Task details:
A verbatim copy of the records is required, with all pictures left out.

Records for the exercise:

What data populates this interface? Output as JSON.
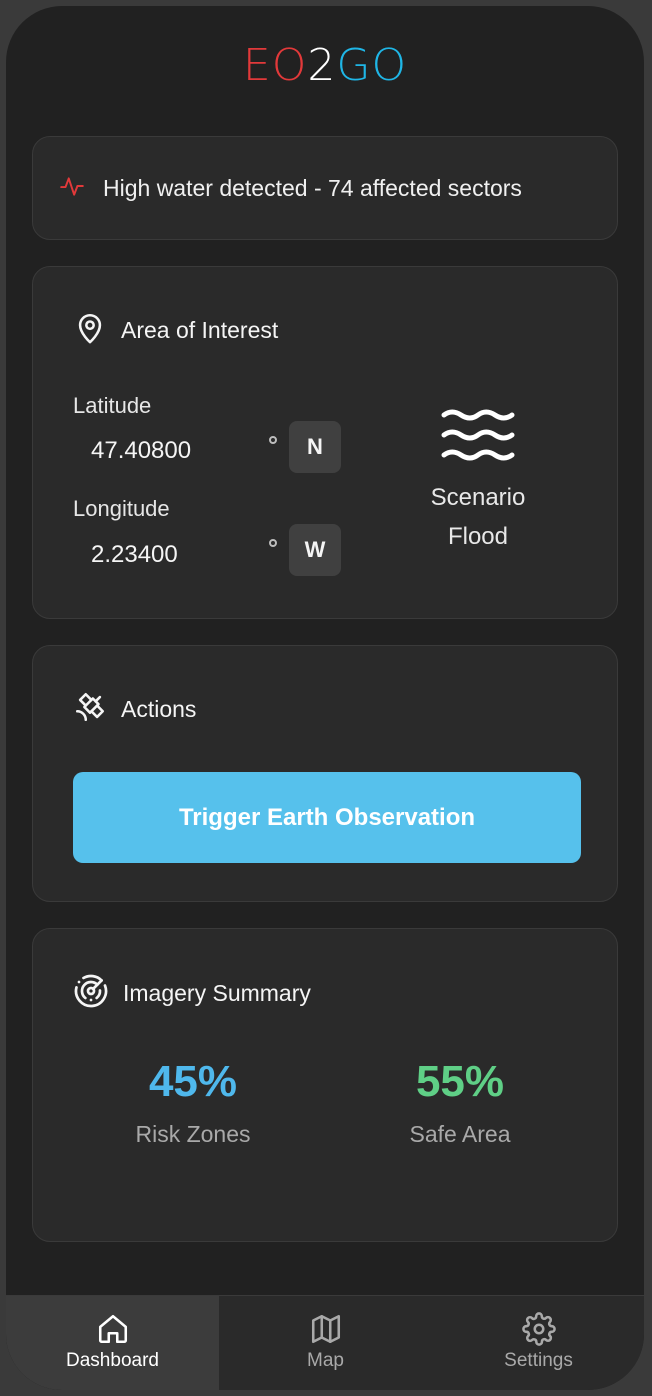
{
  "logo": {
    "letters": [
      "E",
      "O",
      "2",
      "G",
      "O"
    ],
    "colors": [
      "#e2393a",
      "#e2393a",
      "#ffffff",
      "#1fb6e6",
      "#1fb6e6"
    ]
  },
  "alert": {
    "icon": "activity-icon",
    "text": "High water detected - 74 affected sectors",
    "color": "#e2393a"
  },
  "area_of_interest": {
    "icon": "map-pin-icon",
    "title": "Area of Interest",
    "latitude_label": "Latitude",
    "latitude_value": "47.40800",
    "latitude_dir": "N",
    "longitude_label": "Longitude",
    "longitude_value": "2.23400",
    "longitude_dir": "W",
    "scenario_icon": "waves-icon",
    "scenario_label": "Scenario",
    "scenario_value": "Flood"
  },
  "actions": {
    "icon": "satellite-icon",
    "title": "Actions",
    "trigger_label": "Trigger Earth Observation",
    "trigger_color": "#56c1ec"
  },
  "imagery_summary": {
    "icon": "radar-icon",
    "title": "Imagery Summary",
    "risk_value": "45%",
    "risk_label": "Risk Zones",
    "risk_color": "#4fb8ec",
    "safe_value": "55%",
    "safe_label": "Safe Area",
    "safe_color": "#5fcf86"
  },
  "nav": {
    "items": [
      {
        "icon": "home-icon",
        "label": "Dashboard",
        "active": true
      },
      {
        "icon": "map-icon",
        "label": "Map",
        "active": false
      },
      {
        "icon": "settings-icon",
        "label": "Settings",
        "active": false
      }
    ]
  }
}
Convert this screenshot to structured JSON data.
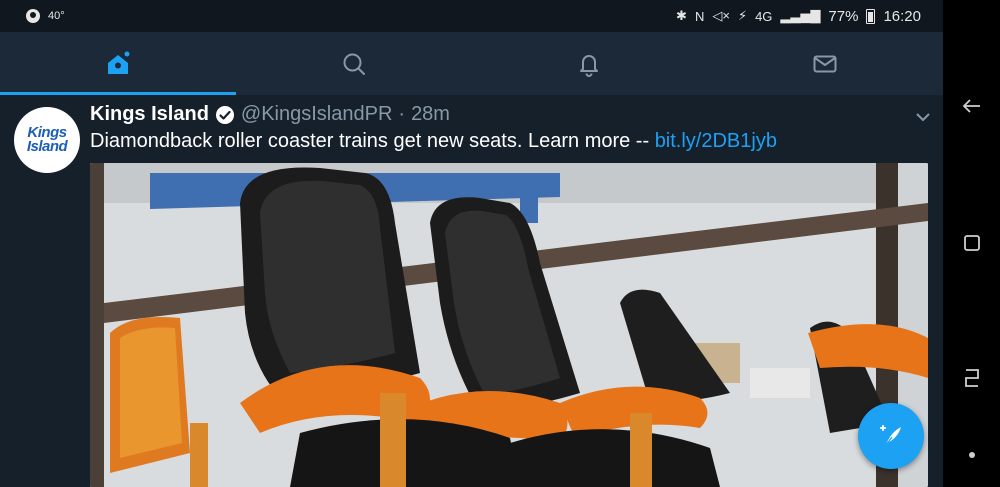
{
  "status_bar": {
    "temperature": "40°",
    "battery_percent": "77%",
    "time": "16:20",
    "icons": [
      "bluetooth-icon",
      "nfc-icon",
      "mute-icon",
      "data-saver-icon",
      "4g-lte-icon",
      "signal-icon"
    ]
  },
  "tabs": [
    {
      "name": "home",
      "icon": "home-icon",
      "active": true
    },
    {
      "name": "search",
      "icon": "search-icon",
      "active": false
    },
    {
      "name": "notifications",
      "icon": "bell-icon",
      "active": false
    },
    {
      "name": "messages",
      "icon": "mail-icon",
      "active": false
    }
  ],
  "tweet": {
    "avatar_text_line1": "Kings",
    "avatar_text_line2": "Island",
    "user_name": "Kings Island",
    "handle": "@KingsIslandPR",
    "separator": "·",
    "time": "28m",
    "text": "Diamondback roller coaster trains get new seats. Learn more -- ",
    "link": "bit.ly/2DB1jyb",
    "media_alt_icon": "photo-roller-coaster-seats"
  },
  "fab": {
    "icon": "compose-tweet-icon"
  },
  "nav_bar": {
    "icons": [
      "back-icon",
      "recents-icon",
      "overview-icon",
      "dot-icon"
    ]
  },
  "colors": {
    "background": "#15202b",
    "tab_bar": "#1c2938",
    "accent": "#1da1f2",
    "secondary_text": "#8899a6"
  }
}
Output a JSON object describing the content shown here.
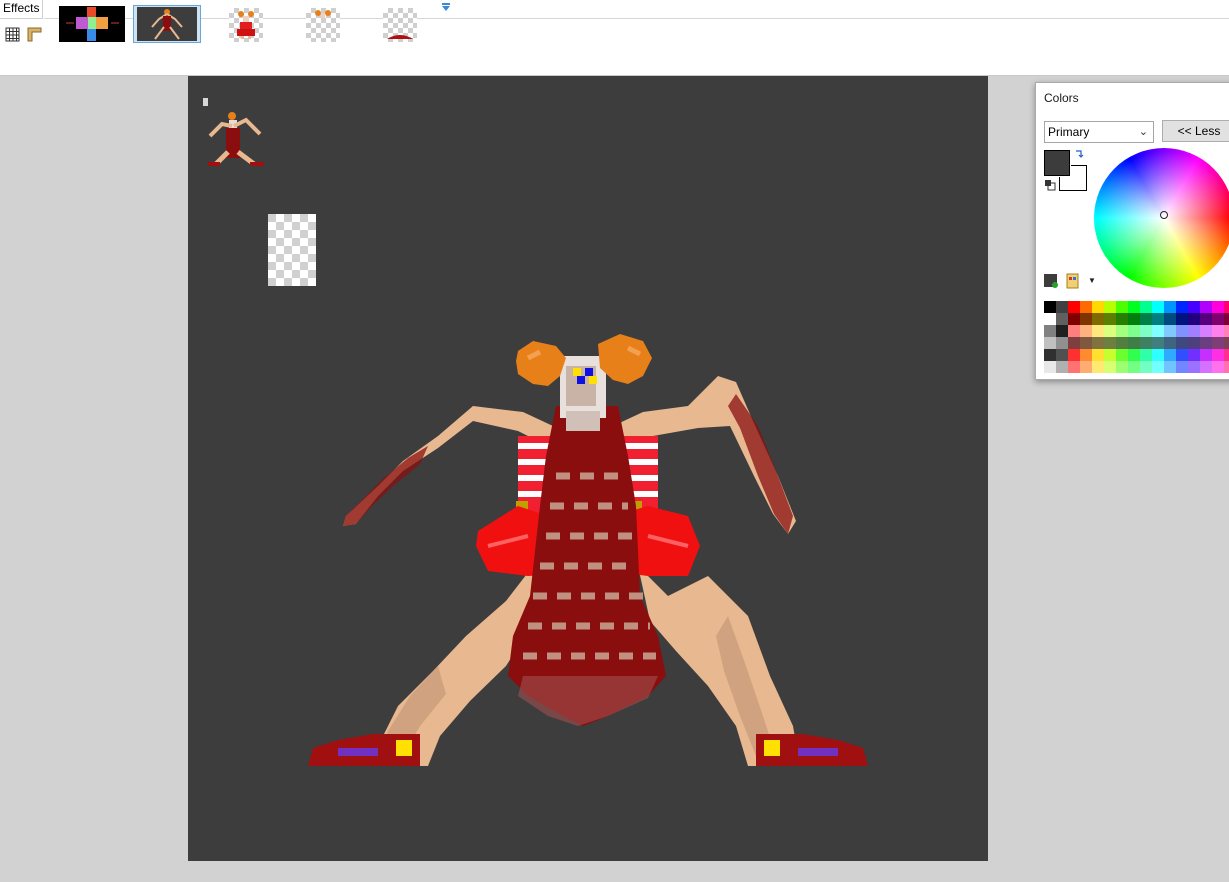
{
  "toolbar": {
    "effects_label": "Effects",
    "tools": [
      {
        "icon": "grid-icon"
      },
      {
        "icon": "ruler-icon"
      }
    ],
    "more_icon": "chevron-down-icon"
  },
  "image_tabs": [
    {
      "name": "image-tab-1",
      "kind": "color-cross",
      "active": false
    },
    {
      "name": "image-tab-2",
      "kind": "sprite",
      "active": true
    },
    {
      "name": "image-tab-3",
      "kind": "transparent-sprite",
      "active": false
    },
    {
      "name": "image-tab-4",
      "kind": "transparent-sprite",
      "active": false
    },
    {
      "name": "image-tab-5",
      "kind": "transparent-sprite",
      "active": false
    }
  ],
  "canvas": {
    "background": "#3d3d3d",
    "workspace_bg": "#d2d2d2"
  },
  "colors_panel": {
    "title": "Colors",
    "mode_selected": "Primary",
    "less_button": "<< Less",
    "primary_color": "#3c3c3c",
    "secondary_color": "#ffffff",
    "icons": [
      "swap-colors-icon",
      "reset-colors-icon",
      "add-to-palette-icon",
      "palette-menu-icon"
    ]
  }
}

Completed exercise:
What data populates this interface? Output as JSON.
{
  "logo": {
    "letters": [
      "E",
      "O",
      "2",
      "G",
      "O"
    ],
    "colors": [
      "#e2393a",
      "#e2393a",
      "#ffffff",
      "#1fb6e6",
      "#1fb6e6"
    ]
  },
  "alert": {
    "icon": "activity-icon",
    "text": "High water detected - 74 affected sectors",
    "color": "#e2393a"
  },
  "area_of_interest": {
    "icon": "map-pin-icon",
    "title": "Area of Interest",
    "latitude_label": "Latitude",
    "latitude_value": "47.40800",
    "latitude_dir": "N",
    "longitude_label": "Longitude",
    "longitude_value": "2.23400",
    "longitude_dir": "W",
    "scenario_icon": "waves-icon",
    "scenario_label": "Scenario",
    "scenario_value": "Flood"
  },
  "actions": {
    "icon": "satellite-icon",
    "title": "Actions",
    "trigger_label": "Trigger Earth Observation",
    "trigger_color": "#56c1ec"
  },
  "imagery_summary": {
    "icon": "radar-icon",
    "title": "Imagery Summary",
    "risk_value": "45%",
    "risk_label": "Risk Zones",
    "risk_color": "#4fb8ec",
    "safe_value": "55%",
    "safe_label": "Safe Area",
    "safe_color": "#5fcf86"
  },
  "nav": {
    "items": [
      {
        "icon": "home-icon",
        "label": "Dashboard",
        "active": true
      },
      {
        "icon": "map-icon",
        "label": "Map",
        "active": false
      },
      {
        "icon": "settings-icon",
        "label": "Settings",
        "active": false
      }
    ]
  }
}
Convert this screenshot to structured JSON data.
{
  "status_bar": {
    "temperature": "40°",
    "battery_percent": "77%",
    "time": "16:20",
    "icons": [
      "bluetooth-icon",
      "nfc-icon",
      "mute-icon",
      "data-saver-icon",
      "4g-lte-icon",
      "signal-icon"
    ]
  },
  "tabs": [
    {
      "name": "home",
      "icon": "home-icon",
      "active": true
    },
    {
      "name": "search",
      "icon": "search-icon",
      "active": false
    },
    {
      "name": "notifications",
      "icon": "bell-icon",
      "active": false
    },
    {
      "name": "messages",
      "icon": "mail-icon",
      "active": false
    }
  ],
  "tweet": {
    "avatar_text_line1": "Kings",
    "avatar_text_line2": "Island",
    "user_name": "Kings Island",
    "handle": "@KingsIslandPR",
    "separator": "·",
    "time": "28m",
    "text": "Diamondback roller coaster trains get new seats. Learn more -- ",
    "link": "bit.ly/2DB1jyb",
    "media_alt_icon": "photo-roller-coaster-seats"
  },
  "fab": {
    "icon": "compose-tweet-icon"
  },
  "nav_bar": {
    "icons": [
      "back-icon",
      "recents-icon",
      "overview-icon",
      "dot-icon"
    ]
  },
  "colors": {
    "background": "#15202b",
    "tab_bar": "#1c2938",
    "accent": "#1da1f2",
    "secondary_text": "#8899a6"
  }
}
Output a JSON object describing the content shown here.
{
  "toolbar": {
    "effects_label": "Effects",
    "tools": [
      {
        "icon": "grid-icon"
      },
      {
        "icon": "ruler-icon"
      }
    ],
    "more_icon": "chevron-down-icon"
  },
  "image_tabs": [
    {
      "name": "image-tab-1",
      "kind": "color-cross",
      "active": false
    },
    {
      "name": "image-tab-2",
      "kind": "sprite",
      "active": true
    },
    {
      "name": "image-tab-3",
      "kind": "transparent-sprite",
      "active": false
    },
    {
      "name": "image-tab-4",
      "kind": "transparent-sprite",
      "active": false
    },
    {
      "name": "image-tab-5",
      "kind": "transparent-sprite",
      "active": false
    }
  ],
  "canvas": {
    "background": "#3d3d3d",
    "workspace_bg": "#d2d2d2"
  },
  "colors_panel": {
    "title": "Colors",
    "mode_selected": "Primary",
    "less_button": "<< Less",
    "primary_color": "#3c3c3c",
    "secondary_color": "#ffffff",
    "icons": [
      "swap-colors-icon",
      "reset-colors-icon",
      "add-to-palette-icon",
      "palette-menu-icon"
    ]
  }
}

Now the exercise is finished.